* START ROWS *

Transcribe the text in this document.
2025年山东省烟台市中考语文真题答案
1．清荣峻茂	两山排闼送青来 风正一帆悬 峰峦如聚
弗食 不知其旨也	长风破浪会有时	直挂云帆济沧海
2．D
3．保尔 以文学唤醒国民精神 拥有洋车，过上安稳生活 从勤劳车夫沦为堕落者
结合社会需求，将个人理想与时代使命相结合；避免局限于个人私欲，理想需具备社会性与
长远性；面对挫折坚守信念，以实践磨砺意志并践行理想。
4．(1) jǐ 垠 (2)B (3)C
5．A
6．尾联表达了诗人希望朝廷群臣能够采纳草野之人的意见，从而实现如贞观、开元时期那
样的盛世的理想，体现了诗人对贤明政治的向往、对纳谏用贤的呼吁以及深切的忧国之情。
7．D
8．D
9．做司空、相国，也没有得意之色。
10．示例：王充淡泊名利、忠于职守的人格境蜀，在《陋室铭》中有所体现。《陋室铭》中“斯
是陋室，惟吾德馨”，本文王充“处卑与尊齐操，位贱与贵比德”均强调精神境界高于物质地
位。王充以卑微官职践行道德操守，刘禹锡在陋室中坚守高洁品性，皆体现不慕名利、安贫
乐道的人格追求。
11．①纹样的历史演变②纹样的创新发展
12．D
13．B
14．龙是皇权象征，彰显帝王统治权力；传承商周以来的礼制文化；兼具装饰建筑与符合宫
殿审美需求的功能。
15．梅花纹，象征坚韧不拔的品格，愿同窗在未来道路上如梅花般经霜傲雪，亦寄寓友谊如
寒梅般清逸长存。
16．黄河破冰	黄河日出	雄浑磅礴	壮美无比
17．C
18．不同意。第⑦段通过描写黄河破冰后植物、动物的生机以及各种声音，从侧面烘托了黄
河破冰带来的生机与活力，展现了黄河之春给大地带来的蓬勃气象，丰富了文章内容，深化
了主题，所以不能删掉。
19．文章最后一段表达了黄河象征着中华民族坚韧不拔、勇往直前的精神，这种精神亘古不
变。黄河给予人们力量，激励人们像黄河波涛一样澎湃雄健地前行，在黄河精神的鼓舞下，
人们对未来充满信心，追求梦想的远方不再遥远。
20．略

* END ROWS *

- _WHAT YOU NEED TO DO_
Output all records verbatim.

- _FULL RESPONSE_
Transcribe the text in this document.
2025年山东省烟台市中考语文真题答案
1．清荣峻茂	两山排闼送青来 风正一帆悬 峰峦如聚
弗食 不知其旨也	长风破浪会有时	直挂云帆济沧海
2．D
3．保尔 以文学唤醒国民精神 拥有洋车，过上安稳生活 从勤劳车夫沦为堕落者
结合社会需求，将个人理想与时代使命相结合；避免局限于个人私欲，理想需具备社会性与
长远性；面对挫折坚守信念，以实践磨砺意志并践行理想。
4．(1) jǐ 垠 (2)B (3)C
5．A
6．尾联表达了诗人希望朝廷群臣能够采纳草野之人的意见，从而实现如贞观、开元时期那
样的盛世的理想，体现了诗人对贤明政治的向往、对纳谏用贤的呼吁以及深切的忧国之情。
7．D
8．D
9．做司空、相国，也没有得意之色。
10．示例：王充淡泊名利、忠于职守的人格境蜀，在《陋室铭》中有所体现。《陋室铭》中“斯
是陋室，惟吾德馨”，本文王充“处卑与尊齐操，位贱与贵比德”均强调精神境界高于物质地
位。王充以卑微官职践行道德操守，刘禹锡在陋室中坚守高洁品性，皆体现不慕名利、安贫
乐道的人格追求。
11．①纹样的历史演变②纹样的创新发展
12．D
13．B
14．龙是皇权象征，彰显帝王统治权力；传承商周以来的礼制文化；兼具装饰建筑与符合宫
殿审美需求的功能。
15．梅花纹，象征坚韧不拔的品格，愿同窗在未来道路上如梅花般经霜傲雪，亦寄寓友谊如
寒梅般清逸长存。
16．黄河破冰	黄河日出	雄浑磅礴	壮美无比
17．C
18．不同意。第⑦段通过描写黄河破冰后植物、动物的生机以及各种声音，从侧面烘托了黄
河破冰带来的生机与活力，展现了黄河之春给大地带来的蓬勃气象，丰富了文章内容，深化
了主题，所以不能删掉。
19．文章最后一段表达了黄河象征着中华民族坚韧不拔、勇往直前的精神，这种精神亘古不
变。黄河给予人们力量，激励人们像黄河波涛一样澎湃雄健地前行，在黄河精神的鼓舞下，
人们对未来充满信心，追求梦想的远方不再遥远。
20．略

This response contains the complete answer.